TASK DATA
>> START

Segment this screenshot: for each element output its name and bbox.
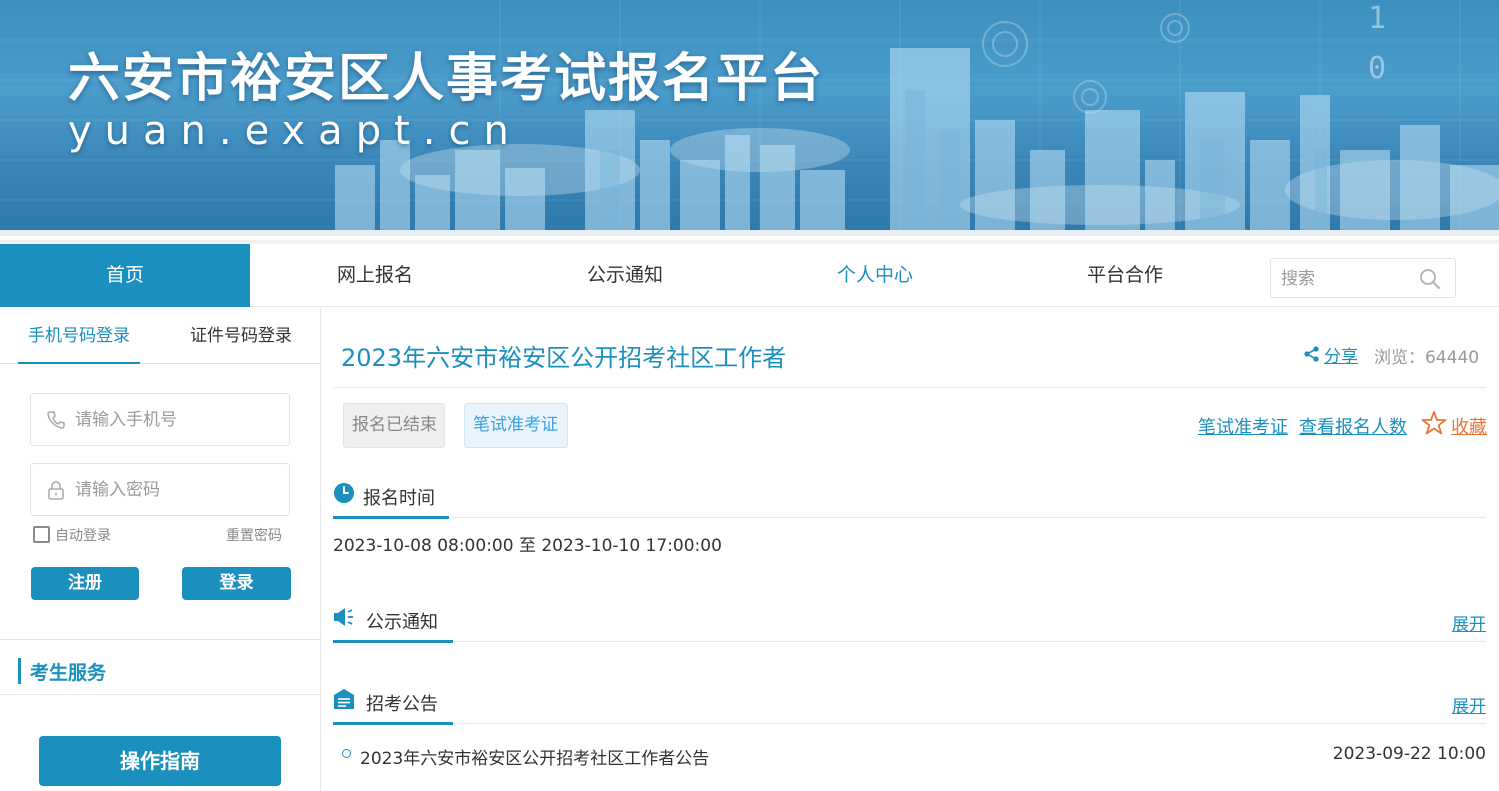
status-badge: 报名已结束 [343,403,445,448]
lock-icon [48,481,64,500]
register-button[interactable]: 注册 [31,567,139,600]
notice-title: 公示通知 [366,612,438,633]
registration-time-title: 报名时间 [363,488,435,509]
admission-ticket-tag[interactable]: 笔试准考证 [464,403,568,448]
reset-password-link[interactable]: 重置密码 [226,525,282,545]
tab-phone-login[interactable]: 手机号码登录 [18,308,140,364]
view-count-value: 64440 [1425,348,1480,368]
announcement-section: 招考公告 展开 [333,680,1486,725]
notice-section: 公示通知 展开 [333,598,1486,643]
section-underline [333,722,453,725]
announcement-item-date: 2023-09-22 10:00 [1332,744,1486,764]
checkbox-box[interactable] [33,526,50,543]
nav-item-personal-center[interactable]: 个人中心 [750,244,1000,307]
registration-time-section: 报名时间 [333,474,1486,519]
view-count: 浏览：64440 [1374,343,1479,368]
main-navigation: 首页 网上报名 公示通知 个人中心 平台合作 [0,240,1499,307]
nav-item-home[interactable]: 首页 [0,244,250,307]
clock-icon [334,483,354,503]
document-icon [334,689,354,709]
exam-title: 2023年六安市裕安区公开招考社区工作者 [341,344,787,372]
operation-guide-button[interactable]: 操作指南 [39,736,281,786]
announcement-list-item[interactable]: 2023年六安市裕安区公开招考社区工作者公告 2023-09-22 10:00 [333,744,1486,770]
view-count-label: 浏览： [1374,348,1425,368]
site-title: 六安市裕安区人事考试报名平台 [68,49,825,109]
admission-ticket-link[interactable]: 笔试准考证 [1198,413,1288,439]
phone-field [30,393,290,446]
login-tabs: 手机号码登录 证件号码登录 [0,308,320,364]
section-underline [333,640,453,643]
search-input[interactable] [1281,267,1411,291]
password-field [30,463,290,516]
exam-detail: 2023年六安市裕安区公开招考社区工作者 分享 浏览：64440 报名已结束 笔… [321,308,1499,791]
site-domain: yuan.exapt.cn [68,108,522,154]
search-box [1270,258,1456,298]
announcement-item-title[interactable]: 2023年六安市裕安区公开招考社区工作者公告 [360,744,709,769]
nav-item-online-registration[interactable]: 网上报名 [250,244,500,307]
title-divider [333,387,1486,388]
candidate-services-title: 考生服务 [30,662,107,684]
search-icon[interactable] [1419,268,1441,290]
view-applicants-link[interactable]: 查看报名人数 [1299,413,1407,439]
star-icon[interactable] [1421,410,1447,436]
share-label: 分享 [1324,347,1358,367]
share-icon[interactable] [1303,345,1321,363]
announcement-expand-link[interactable]: 展开 [1452,692,1486,717]
notice-expand-link[interactable]: 展开 [1452,610,1486,635]
svg-text:0: 0 [1368,51,1386,86]
login-button[interactable]: 登录 [182,567,291,600]
nav-item-notices[interactable]: 公示通知 [500,244,750,307]
auto-login-label: 自动登录 [55,528,111,544]
svg-text:1: 1 [1368,1,1386,36]
candidate-services-header: 考生服务 [0,639,320,695]
bullet-icon [342,749,351,758]
password-input[interactable] [75,477,275,503]
registration-period: 2023-10-08 08:00:00 至 2023-10-10 17:00:0… [333,536,722,556]
megaphone-icon [334,608,353,626]
tab-id-login[interactable]: 证件号码登录 [180,308,302,364]
phone-input[interactable] [75,407,275,433]
announcement-title: 招考公告 [366,694,438,715]
header-banner: 1 0 六安市裕安区人事考试报名平台 yuan.exapt.cn [0,0,1499,236]
phone-icon [47,411,65,429]
section-underline [333,516,449,519]
section-accent-bar [18,658,21,684]
favorite-label: 收藏 [1451,417,1487,438]
login-sidebar: 手机号码登录 证件号码登录 自动登录 重置密码 注册 登录 考生服务 操作指南 [0,308,321,791]
nav-item-cooperation[interactable]: 平台合作 [1000,244,1250,307]
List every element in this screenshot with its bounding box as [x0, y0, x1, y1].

>> END

WHAT THE TASK REQUIRES
Extract every line of the data above word for word, leaving out the picture.

EXERCISE RESPONSE
Segment this screenshot: for each element output its name and bbox.
status-badge: 报名已结束 [343,403,445,448]
lock-icon [48,481,64,500]
register-button[interactable]: 注册 [31,567,139,600]
notice-title: 公示通知 [366,612,438,633]
registration-time-title: 报名时间 [363,488,435,509]
admission-ticket-tag[interactable]: 笔试准考证 [464,403,568,448]
reset-password-link[interactable]: 重置密码 [226,525,282,545]
tab-phone-login[interactable]: 手机号码登录 [18,308,140,364]
view-count-value: 64440 [1425,348,1480,368]
announcement-section: 招考公告 展开 [333,680,1486,725]
notice-section: 公示通知 展开 [333,598,1486,643]
section-underline [333,722,453,725]
announcement-item-date: 2023-09-22 10:00 [1332,744,1486,764]
checkbox-box[interactable] [33,526,50,543]
nav-item-personal-center[interactable]: 个人中心 [750,244,1000,307]
registration-time-section: 报名时间 [333,474,1486,519]
view-count: 浏览：64440 [1374,343,1479,368]
main-navigation: 首页 网上报名 公示通知 个人中心 平台合作 [0,240,1499,307]
nav-item-home[interactable]: 首页 [0,244,250,307]
clock-icon [334,483,354,503]
document-icon [334,689,354,709]
exam-title: 2023年六安市裕安区公开招考社区工作者 [341,344,787,372]
operation-guide-button[interactable]: 操作指南 [39,736,281,786]
announcement-list-item[interactable]: 2023年六安市裕安区公开招考社区工作者公告 2023-09-22 10:00 [333,744,1486,770]
view-count-label: 浏览： [1374,348,1425,368]
site-title: 六安市裕安区人事考试报名平台 [68,49,825,109]
admission-ticket-link[interactable]: 笔试准考证 [1198,413,1288,439]
phone-field [30,393,290,446]
login-tabs: 手机号码登录 证件号码登录 [0,308,320,364]
section-underline [333,640,453,643]
search-input[interactable] [1281,267,1411,291]
password-field [30,463,290,516]
exam-detail: 2023年六安市裕安区公开招考社区工作者 分享 浏览：64440 报名已结束 笔… [321,308,1499,791]
site-domain: yuan.exapt.cn [68,108,522,154]
search-box [1270,258,1456,298]
announcement-item-title[interactable]: 2023年六安市裕安区公开招考社区工作者公告 [360,744,709,769]
nav-item-online-registration[interactable]: 网上报名 [250,244,500,307]
title-divider [333,387,1486,388]
candidate-services-title: 考生服务 [30,662,107,684]
search-icon[interactable] [1419,268,1441,290]
view-applicants-link[interactable]: 查看报名人数 [1299,413,1407,439]
star-icon[interactable] [1421,410,1447,436]
share-label: 分享 [1324,347,1358,367]
share-icon[interactable] [1303,345,1321,363]
announcement-expand-link[interactable]: 展开 [1452,692,1486,717]
notice-expand-link[interactable]: 展开 [1452,610,1486,635]
svg-text:0: 0 [1368,51,1386,86]
login-button[interactable]: 登录 [182,567,291,600]
nav-item-notices[interactable]: 公示通知 [500,244,750,307]
auto-login-label: 自动登录 [55,528,111,544]
svg-text:1: 1 [1368,1,1386,36]
candidate-services-header: 考生服务 [0,639,320,695]
bullet-icon [342,749,351,758]
password-input[interactable] [75,477,275,503]
registration-period: 2023-10-08 08:00:00 至 2023-10-10 17:00:0… [333,536,722,556]
megaphone-icon [334,608,353,626]
tab-id-login[interactable]: 证件号码登录 [180,308,302,364]
phone-input[interactable] [75,407,275,433]
announcement-title: 招考公告 [366,694,438,715]
header-banner: 1 0 六安市裕安区人事考试报名平台 yuan.exapt.cn [0,0,1499,236]
phone-icon [47,411,65,429]
section-underline [333,516,449,519]
section-accent-bar [18,658,21,684]
favorite-label: 收藏 [1451,417,1487,438]
login-sidebar: 手机号码登录 证件号码登录 自动登录 重置密码 注册 登录 考生服务 操作指南 [0,308,321,791]
nav-item-cooperation[interactable]: 平台合作 [1000,244,1250,307]
List every element in this screenshot with its bounding box as [x0, y0, x1, y1].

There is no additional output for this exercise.